— START OF RECORD LIST —

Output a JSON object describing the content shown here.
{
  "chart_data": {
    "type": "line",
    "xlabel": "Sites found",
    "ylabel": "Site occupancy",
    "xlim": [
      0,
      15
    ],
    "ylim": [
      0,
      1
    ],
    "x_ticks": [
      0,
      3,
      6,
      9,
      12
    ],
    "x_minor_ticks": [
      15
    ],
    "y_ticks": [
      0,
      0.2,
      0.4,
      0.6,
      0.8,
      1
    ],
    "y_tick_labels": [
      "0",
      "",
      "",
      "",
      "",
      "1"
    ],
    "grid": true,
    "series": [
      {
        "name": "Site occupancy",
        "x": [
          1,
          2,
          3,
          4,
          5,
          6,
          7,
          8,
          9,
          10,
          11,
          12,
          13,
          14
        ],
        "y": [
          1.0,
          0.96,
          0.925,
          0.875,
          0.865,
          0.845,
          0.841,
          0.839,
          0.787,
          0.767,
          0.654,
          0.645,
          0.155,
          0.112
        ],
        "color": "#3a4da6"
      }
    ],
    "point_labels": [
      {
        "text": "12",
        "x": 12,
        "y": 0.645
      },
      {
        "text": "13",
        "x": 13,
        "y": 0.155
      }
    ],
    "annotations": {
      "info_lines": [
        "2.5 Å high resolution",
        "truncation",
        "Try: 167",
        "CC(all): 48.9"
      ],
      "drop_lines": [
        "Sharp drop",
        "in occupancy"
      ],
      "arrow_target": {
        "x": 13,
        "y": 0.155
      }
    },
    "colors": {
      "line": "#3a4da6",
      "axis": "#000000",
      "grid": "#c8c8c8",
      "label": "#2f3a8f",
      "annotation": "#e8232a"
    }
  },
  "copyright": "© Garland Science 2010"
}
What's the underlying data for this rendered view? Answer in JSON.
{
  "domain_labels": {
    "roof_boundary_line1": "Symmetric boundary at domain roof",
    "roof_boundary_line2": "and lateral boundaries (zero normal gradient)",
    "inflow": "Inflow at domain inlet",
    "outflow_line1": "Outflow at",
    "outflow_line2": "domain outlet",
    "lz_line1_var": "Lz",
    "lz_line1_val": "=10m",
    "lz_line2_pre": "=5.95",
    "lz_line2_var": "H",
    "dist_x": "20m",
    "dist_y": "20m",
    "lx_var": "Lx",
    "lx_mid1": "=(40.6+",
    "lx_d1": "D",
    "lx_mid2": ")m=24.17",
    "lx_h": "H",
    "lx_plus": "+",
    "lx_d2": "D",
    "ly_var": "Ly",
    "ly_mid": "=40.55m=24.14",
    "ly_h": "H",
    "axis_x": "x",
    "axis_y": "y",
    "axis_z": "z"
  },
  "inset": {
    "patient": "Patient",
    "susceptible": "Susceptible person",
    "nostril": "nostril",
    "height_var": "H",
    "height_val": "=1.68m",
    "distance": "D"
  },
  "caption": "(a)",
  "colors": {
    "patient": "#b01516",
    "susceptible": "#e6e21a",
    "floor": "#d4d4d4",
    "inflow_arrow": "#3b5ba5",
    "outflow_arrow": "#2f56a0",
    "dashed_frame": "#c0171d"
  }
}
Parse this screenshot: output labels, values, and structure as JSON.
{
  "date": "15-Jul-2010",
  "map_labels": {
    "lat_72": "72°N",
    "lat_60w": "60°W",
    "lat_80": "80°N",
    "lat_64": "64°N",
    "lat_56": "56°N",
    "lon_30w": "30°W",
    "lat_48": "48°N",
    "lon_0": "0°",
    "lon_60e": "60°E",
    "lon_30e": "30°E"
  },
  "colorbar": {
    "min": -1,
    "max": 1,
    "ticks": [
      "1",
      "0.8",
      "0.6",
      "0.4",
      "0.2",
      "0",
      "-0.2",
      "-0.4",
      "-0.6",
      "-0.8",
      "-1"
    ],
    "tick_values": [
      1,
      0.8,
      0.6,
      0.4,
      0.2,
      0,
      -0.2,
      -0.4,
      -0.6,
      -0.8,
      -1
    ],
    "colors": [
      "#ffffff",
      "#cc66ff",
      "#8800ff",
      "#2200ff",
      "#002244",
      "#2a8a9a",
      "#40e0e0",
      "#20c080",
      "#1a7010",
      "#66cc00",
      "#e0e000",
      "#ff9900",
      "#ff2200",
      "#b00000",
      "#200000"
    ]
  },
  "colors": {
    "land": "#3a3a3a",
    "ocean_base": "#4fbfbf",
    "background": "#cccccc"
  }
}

— END OF RECORD LIST —

**WRITTEN REQUEST:**
Give the number of lines in the entries above that include the string "this". No other output is expected.

**FULL RESPONSE:**
2